▶ **Directions**
Continue the stock market review below, starting after its final sentence.

▶ **Text extract**
- - -

The FTSE 100 was up +4%, which although better than AIM still failed to beat inflation. Despite the German economy shrinking into recession at the beginning of the year, the DAX was the best-performing major European Index, up +20%.
Aside from the FTSE China 50 and Hong Kong’s Hang Seng, AIM was the third worst performer of any major index, down -8%. It’s been a very difficult 2 years for investing in UK small-cap companies, but it does look like the index troughed below 700 at the end of October and has now bounced +14% in the last two months of the year.
My own performance was down -4%, which was better than AIM but still disappointing. My three best performers were Burford +81%, Bank of Georgia +53% and mortgage conveyancing company Smoove, which was bid for by Pexa halfway through the year, +49%. Pleasingly I averaged down in Smoove, so I did make a small gain on my investment, despite the share price falling to 30p before the recommended cash offer of 54p.
My worst performers were very poor: Superdry and Frontier Developments, which were down -73% and -86% from the start of the year. I didn’t buy on the 1st of January but nevertheless was down roughly -70% on both stocks. I would have done better to pay more attention to the downward trending charts, rather than assume they looked “cheap” on fundamental ratios. I also should have cut my losses quickly when it became apparent the turnaround at Superdry was not going to plan with wholesale buyers of the clothing brand avoiding their new season’s fashions.
Last year I crowd-sourced ideas for 2023. Mark Simpson suggested Capital Drilling, which I also own, up +4%. They ought to benefit from the rising price of gold up +15% last year in dollar terms to $2,077 per ounce. The shares are trading on just 6x Dec 2024F PER, so at some stage I am hoping the investment case comes good. I note CAPD shares bounced +14%, over the last couple of months.
Gordon, known as Glasshalfull on Twitter suggested FX and payments company Equals, which was up +36%, considerably better than Argentex -29% which I own. The Chief Exec of AGFX left the company with immediate effect and was not thanked in October, followed swiftly by the CFO who resigned. Gordon also mentioned Spectra +37% and Mears +50%. Zoo, the translation services company for streaming companies fared much worse down -63%.

- - -

Spatial layout data
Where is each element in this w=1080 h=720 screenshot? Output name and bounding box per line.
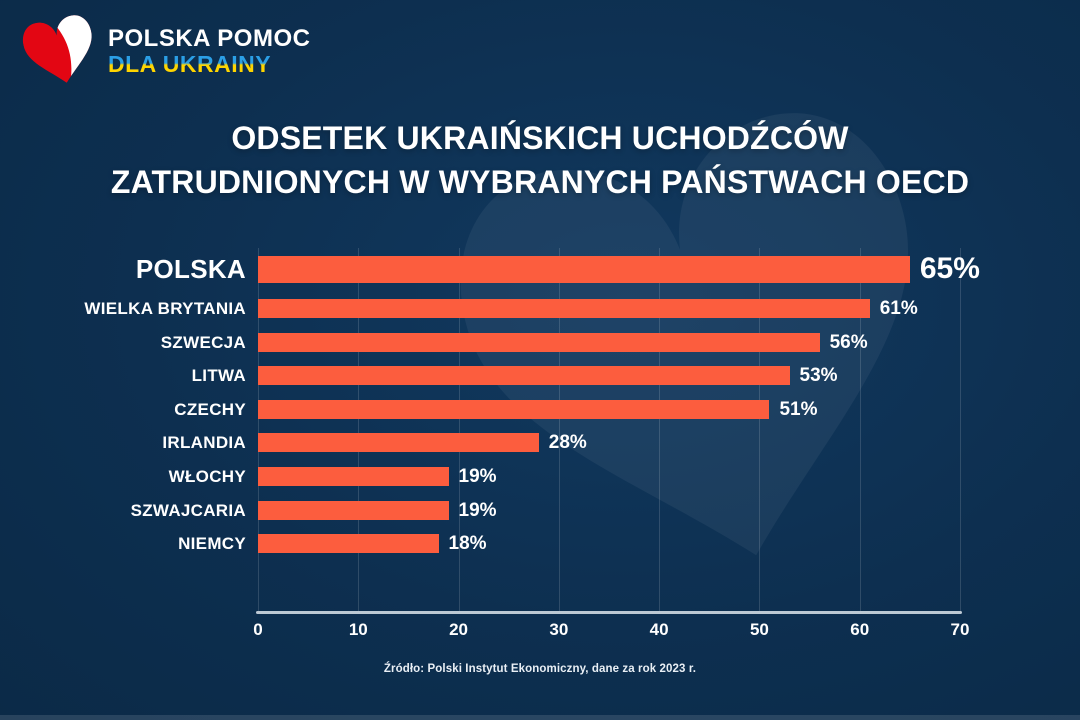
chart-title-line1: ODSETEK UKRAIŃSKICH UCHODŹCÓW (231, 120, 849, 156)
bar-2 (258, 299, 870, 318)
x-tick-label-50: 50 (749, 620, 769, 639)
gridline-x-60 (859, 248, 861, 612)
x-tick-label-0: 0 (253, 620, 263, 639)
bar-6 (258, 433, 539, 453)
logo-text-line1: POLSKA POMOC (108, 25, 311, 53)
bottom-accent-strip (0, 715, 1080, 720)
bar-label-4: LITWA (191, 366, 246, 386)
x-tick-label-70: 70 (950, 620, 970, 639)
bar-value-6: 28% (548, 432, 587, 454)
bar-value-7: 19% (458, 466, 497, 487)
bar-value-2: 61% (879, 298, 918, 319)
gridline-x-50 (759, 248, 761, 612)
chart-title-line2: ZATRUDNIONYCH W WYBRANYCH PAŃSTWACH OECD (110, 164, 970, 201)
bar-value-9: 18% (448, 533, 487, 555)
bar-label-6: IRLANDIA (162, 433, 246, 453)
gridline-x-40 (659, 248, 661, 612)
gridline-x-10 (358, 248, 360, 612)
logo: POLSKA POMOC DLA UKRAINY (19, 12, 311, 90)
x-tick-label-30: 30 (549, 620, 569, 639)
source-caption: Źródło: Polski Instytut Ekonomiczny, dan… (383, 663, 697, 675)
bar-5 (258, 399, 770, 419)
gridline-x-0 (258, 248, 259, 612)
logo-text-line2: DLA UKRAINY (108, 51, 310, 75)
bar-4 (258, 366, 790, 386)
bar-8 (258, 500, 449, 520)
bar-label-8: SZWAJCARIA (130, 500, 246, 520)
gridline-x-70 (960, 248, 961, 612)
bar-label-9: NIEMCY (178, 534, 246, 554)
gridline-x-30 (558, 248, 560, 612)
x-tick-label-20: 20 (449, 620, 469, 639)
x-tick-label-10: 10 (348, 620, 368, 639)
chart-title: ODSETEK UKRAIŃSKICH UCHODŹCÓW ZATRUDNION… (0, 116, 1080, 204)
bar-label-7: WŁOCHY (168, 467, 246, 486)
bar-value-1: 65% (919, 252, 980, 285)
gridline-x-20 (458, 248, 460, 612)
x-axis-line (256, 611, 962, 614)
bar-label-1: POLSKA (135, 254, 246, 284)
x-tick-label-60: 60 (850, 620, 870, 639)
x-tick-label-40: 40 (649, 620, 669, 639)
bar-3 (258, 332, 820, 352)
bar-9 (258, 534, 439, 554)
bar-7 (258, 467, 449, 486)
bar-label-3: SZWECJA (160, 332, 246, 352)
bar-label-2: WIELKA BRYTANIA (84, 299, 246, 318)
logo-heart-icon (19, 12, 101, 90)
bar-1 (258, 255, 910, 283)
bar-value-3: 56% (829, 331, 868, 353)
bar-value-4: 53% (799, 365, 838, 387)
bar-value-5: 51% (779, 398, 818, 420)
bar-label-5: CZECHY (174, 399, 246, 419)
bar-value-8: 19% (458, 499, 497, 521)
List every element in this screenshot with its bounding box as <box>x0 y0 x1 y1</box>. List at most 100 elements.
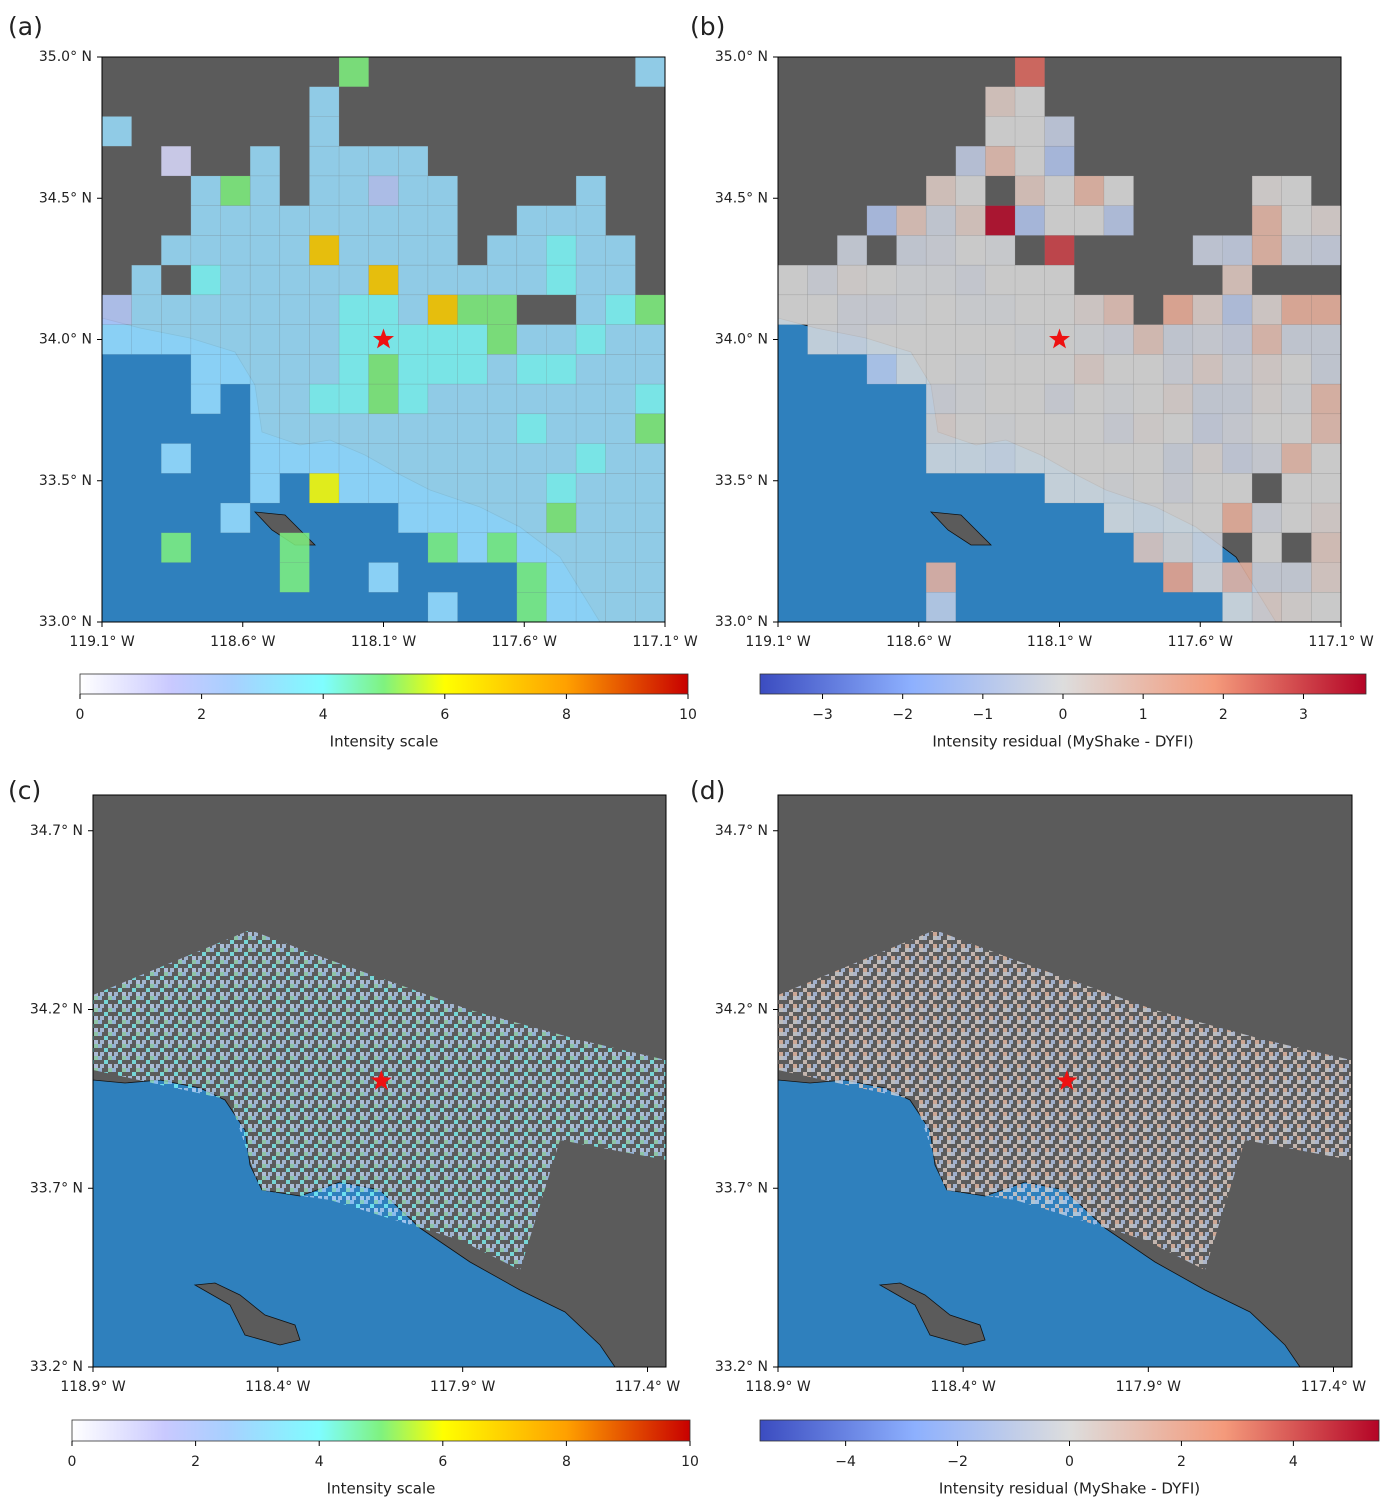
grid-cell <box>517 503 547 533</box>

- - -

▶ **Result of this exercise**
Carcosa, who I met up with in Kuala Lumpur in November, also liked Equals and Games Workshop +15%. He mentioned a few ideas that he then rejected. For instance: IBPO, which he suggested had potential upside but was likely beyond most readers’ risk tolerance. IBPO was de-listed by the majority shareholder, Anil Aggarwal, so that proved a good call. Other companies mentioned, but rejected, were Jersey Oil & Gas, Ferrexpo and Anexo, which is as well because they’ve all performed poorly. Ricardo was his pick for 2023, which did rise +29% in the first 6 months of the year but gave back most of the gains in H2.
So readers’ suggestions haven’t done too badly in what was a very difficult year for investing. I haven’t asked people for ideas for 2024. If you do want to share your ideas in the Sharepad chat, I can have a look and possibly write them up.
AIM’s median (ie the middle value of 785 AIM stocks) average performance was -19%. Just one-third of AIM shares recorded a gain in 2023, so if you did badly last year, I would encourage you not to lose heart. As Lord Lee said at the Mello Investment conference in May: “You make most of your money in bear markets, you just don’t know it until three years later.”
Speaking of Mello, the next online events are on Monday 15th and the 22nd of January. David has already published the dates for the next in-person event: Mello 2024, which is the 22nd and 23rd of May.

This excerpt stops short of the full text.